Problem to work on: Lines holding the string "Implementation" are the ones to copy; find them all in the data.

══ Given records

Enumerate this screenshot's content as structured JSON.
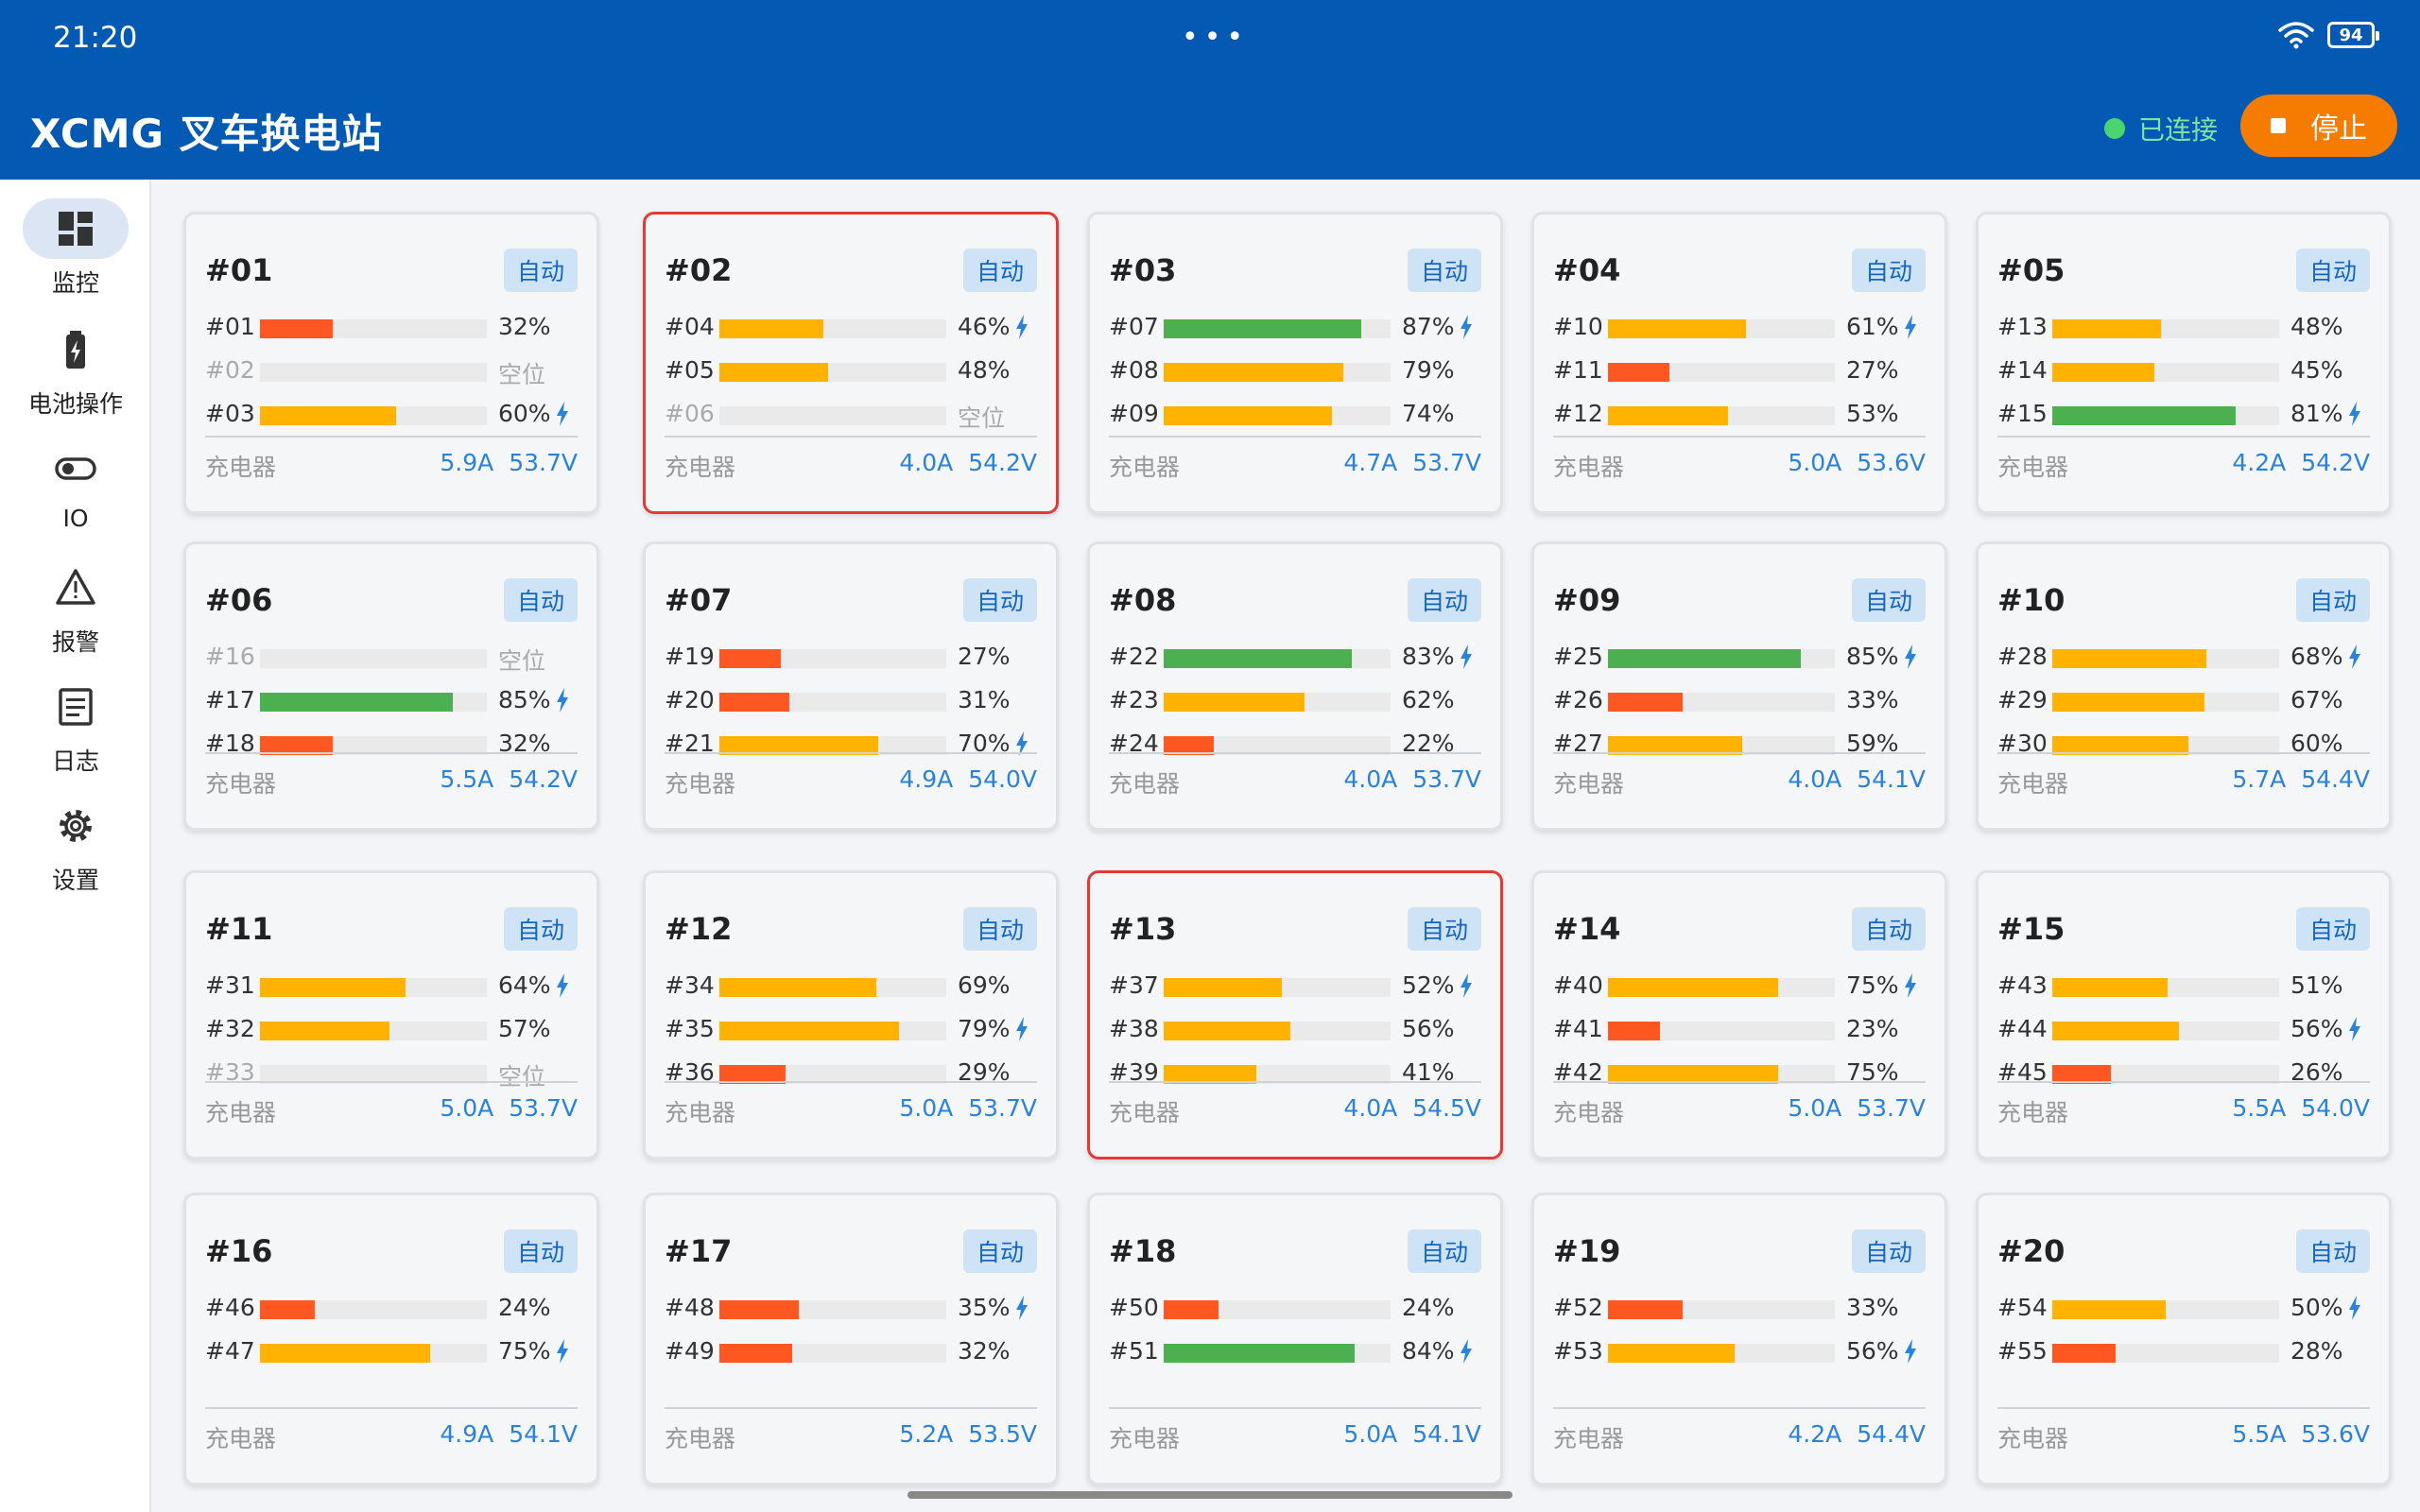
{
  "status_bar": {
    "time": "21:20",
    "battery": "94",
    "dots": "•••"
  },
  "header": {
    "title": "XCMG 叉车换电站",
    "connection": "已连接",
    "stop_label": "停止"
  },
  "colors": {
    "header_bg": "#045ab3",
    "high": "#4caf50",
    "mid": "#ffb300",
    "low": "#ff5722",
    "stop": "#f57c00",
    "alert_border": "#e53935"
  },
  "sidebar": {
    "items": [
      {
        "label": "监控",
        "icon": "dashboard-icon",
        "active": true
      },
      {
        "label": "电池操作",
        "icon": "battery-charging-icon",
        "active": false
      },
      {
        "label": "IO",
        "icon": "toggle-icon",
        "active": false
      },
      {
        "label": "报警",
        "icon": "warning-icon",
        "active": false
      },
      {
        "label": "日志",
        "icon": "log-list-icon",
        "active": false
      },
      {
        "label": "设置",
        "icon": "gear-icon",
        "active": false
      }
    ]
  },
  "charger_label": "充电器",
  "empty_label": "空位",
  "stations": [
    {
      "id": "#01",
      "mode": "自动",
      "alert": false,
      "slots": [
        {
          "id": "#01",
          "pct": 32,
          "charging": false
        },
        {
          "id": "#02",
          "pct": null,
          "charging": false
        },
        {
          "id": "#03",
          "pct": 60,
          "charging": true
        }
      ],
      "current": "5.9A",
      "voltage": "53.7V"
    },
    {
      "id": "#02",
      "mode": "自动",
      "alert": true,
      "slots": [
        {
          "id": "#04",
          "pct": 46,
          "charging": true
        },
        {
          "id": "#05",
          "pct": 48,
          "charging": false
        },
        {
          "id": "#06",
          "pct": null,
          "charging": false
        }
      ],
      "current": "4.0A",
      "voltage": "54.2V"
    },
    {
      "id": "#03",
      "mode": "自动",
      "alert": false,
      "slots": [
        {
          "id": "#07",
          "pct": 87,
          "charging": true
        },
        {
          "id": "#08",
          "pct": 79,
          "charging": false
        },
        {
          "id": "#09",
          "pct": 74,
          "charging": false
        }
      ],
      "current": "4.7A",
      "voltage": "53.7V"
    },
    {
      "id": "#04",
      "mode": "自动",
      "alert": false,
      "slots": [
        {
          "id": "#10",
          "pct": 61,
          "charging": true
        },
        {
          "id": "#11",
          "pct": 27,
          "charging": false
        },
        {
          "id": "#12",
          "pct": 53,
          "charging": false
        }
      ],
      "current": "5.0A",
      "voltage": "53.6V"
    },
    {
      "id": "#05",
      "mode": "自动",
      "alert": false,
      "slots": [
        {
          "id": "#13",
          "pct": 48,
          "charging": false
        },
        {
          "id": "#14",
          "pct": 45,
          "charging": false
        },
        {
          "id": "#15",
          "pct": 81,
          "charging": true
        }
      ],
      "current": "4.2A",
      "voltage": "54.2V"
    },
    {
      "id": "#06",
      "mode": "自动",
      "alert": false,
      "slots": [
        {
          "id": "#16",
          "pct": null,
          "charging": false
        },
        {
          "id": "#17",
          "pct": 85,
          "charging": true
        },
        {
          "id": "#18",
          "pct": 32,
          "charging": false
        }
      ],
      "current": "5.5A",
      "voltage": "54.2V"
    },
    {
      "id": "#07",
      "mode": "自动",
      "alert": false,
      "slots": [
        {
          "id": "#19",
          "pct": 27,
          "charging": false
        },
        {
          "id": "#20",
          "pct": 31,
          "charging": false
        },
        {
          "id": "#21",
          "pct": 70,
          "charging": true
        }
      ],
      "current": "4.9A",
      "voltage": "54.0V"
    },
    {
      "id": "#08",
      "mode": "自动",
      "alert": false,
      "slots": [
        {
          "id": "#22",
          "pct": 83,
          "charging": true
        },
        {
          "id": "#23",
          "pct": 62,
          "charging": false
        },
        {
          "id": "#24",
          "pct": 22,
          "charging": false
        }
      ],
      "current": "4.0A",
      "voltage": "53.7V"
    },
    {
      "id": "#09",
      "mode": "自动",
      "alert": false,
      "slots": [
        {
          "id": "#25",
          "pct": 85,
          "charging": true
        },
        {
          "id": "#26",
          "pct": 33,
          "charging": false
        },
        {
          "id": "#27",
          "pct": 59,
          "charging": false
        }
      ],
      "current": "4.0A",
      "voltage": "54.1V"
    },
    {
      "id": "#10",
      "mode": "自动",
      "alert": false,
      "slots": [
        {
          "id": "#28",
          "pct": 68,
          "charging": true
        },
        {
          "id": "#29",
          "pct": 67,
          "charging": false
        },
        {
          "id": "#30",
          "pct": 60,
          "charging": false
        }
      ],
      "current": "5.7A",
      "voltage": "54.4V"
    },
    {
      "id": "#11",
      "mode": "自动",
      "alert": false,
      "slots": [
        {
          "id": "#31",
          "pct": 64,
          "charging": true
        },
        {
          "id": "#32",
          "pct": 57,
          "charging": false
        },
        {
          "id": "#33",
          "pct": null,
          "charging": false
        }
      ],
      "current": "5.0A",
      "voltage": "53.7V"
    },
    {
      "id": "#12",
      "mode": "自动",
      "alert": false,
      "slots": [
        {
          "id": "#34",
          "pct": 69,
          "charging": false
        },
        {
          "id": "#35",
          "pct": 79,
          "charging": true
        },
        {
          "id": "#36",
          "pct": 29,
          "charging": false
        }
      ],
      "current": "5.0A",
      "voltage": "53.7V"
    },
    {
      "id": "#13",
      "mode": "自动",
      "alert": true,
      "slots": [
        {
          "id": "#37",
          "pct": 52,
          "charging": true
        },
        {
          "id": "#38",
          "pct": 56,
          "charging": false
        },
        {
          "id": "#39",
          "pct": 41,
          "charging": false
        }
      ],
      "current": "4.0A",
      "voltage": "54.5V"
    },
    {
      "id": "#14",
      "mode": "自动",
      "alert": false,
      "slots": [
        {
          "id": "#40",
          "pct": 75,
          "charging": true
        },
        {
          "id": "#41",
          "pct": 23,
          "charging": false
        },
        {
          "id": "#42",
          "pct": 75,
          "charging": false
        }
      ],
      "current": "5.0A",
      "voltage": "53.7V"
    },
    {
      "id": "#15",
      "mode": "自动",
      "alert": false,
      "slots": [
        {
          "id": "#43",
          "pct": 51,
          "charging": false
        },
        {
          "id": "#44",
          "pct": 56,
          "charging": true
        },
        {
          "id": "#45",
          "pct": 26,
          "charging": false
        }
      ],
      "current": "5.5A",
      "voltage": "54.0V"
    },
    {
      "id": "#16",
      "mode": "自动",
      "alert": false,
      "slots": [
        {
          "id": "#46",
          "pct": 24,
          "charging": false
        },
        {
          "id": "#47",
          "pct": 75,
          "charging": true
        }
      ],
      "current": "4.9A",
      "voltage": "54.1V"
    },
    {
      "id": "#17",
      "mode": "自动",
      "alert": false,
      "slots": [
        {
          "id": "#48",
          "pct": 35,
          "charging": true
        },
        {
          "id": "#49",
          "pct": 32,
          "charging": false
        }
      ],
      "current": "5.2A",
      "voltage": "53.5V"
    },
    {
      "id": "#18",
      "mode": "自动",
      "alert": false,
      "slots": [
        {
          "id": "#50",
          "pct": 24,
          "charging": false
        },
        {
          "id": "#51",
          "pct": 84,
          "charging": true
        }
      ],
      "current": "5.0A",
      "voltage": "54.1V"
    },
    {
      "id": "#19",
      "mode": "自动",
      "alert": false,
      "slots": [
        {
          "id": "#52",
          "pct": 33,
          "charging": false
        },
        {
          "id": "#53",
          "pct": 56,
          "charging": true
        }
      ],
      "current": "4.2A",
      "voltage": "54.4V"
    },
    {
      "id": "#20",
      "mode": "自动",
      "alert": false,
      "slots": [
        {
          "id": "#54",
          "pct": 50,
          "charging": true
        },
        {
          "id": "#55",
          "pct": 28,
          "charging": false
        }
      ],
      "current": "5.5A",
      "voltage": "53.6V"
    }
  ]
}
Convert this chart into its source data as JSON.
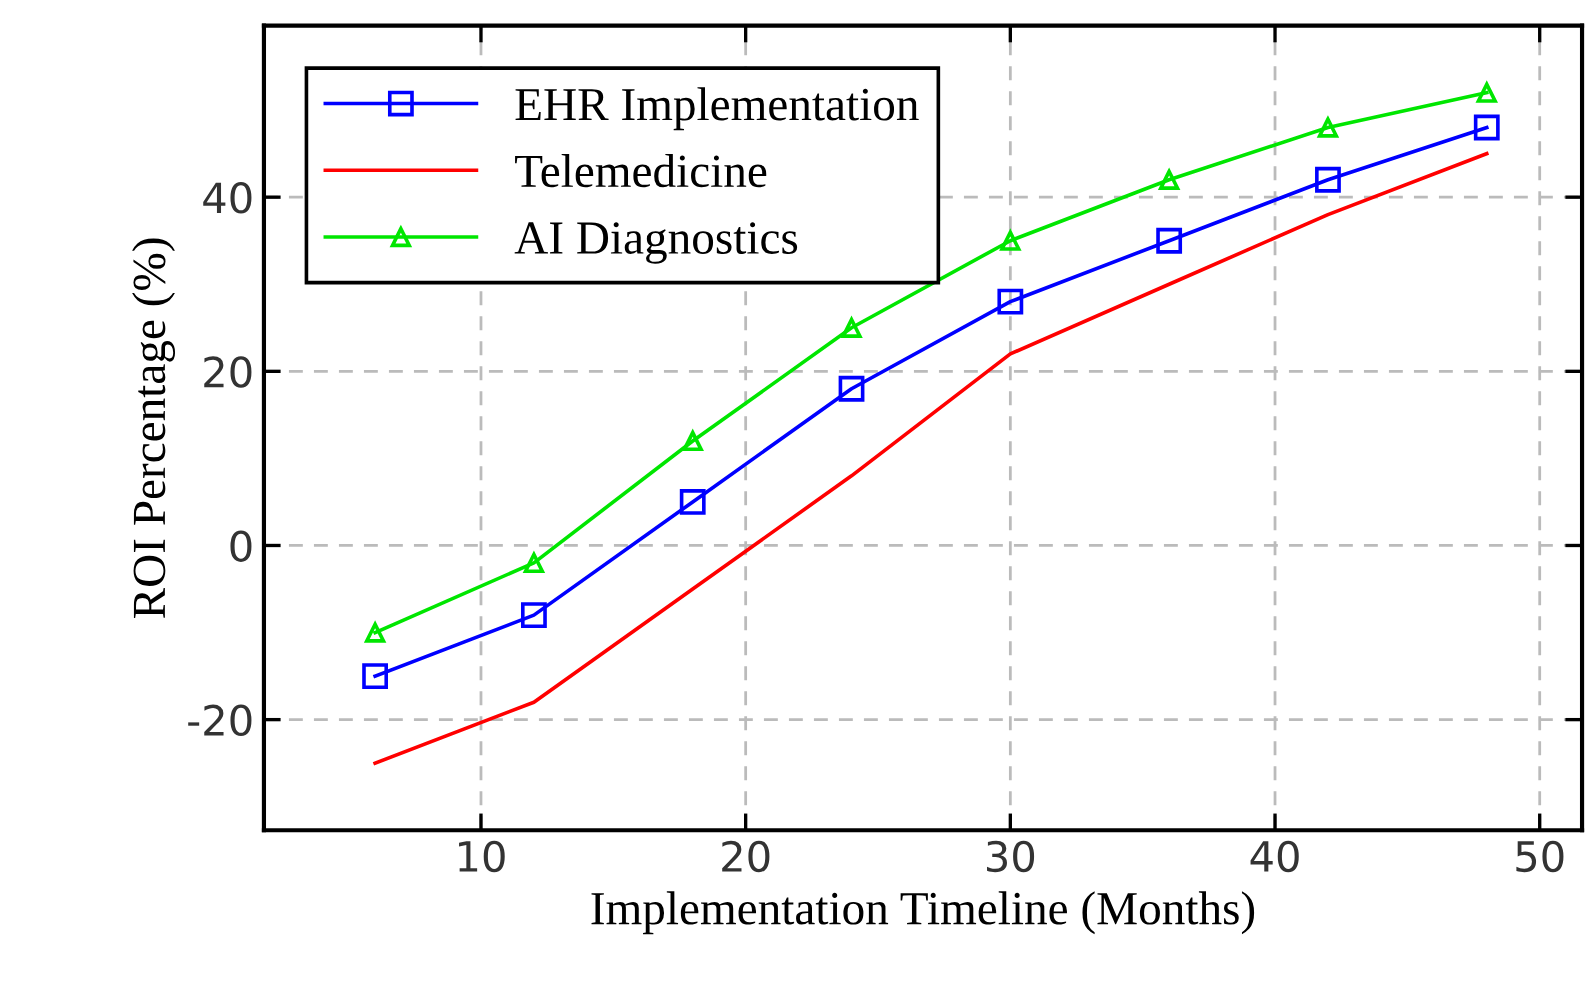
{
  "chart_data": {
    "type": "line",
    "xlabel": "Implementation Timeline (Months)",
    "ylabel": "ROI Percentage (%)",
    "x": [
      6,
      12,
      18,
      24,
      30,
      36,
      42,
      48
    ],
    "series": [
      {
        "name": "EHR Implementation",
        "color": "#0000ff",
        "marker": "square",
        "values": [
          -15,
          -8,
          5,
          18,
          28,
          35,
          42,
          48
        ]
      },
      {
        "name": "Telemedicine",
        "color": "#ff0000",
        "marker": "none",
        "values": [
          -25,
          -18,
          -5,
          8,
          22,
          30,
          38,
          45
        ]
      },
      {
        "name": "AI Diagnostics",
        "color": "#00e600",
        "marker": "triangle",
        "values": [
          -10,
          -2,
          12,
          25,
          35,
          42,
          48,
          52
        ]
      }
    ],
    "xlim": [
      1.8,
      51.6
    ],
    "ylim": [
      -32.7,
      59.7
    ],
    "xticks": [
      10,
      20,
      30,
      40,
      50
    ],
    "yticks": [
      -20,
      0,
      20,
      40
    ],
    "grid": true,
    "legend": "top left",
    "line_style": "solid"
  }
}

════

Answer to the exercise:
    "xlabel": "Implementation Timeline (Months)",
        "name": "EHR Implementation",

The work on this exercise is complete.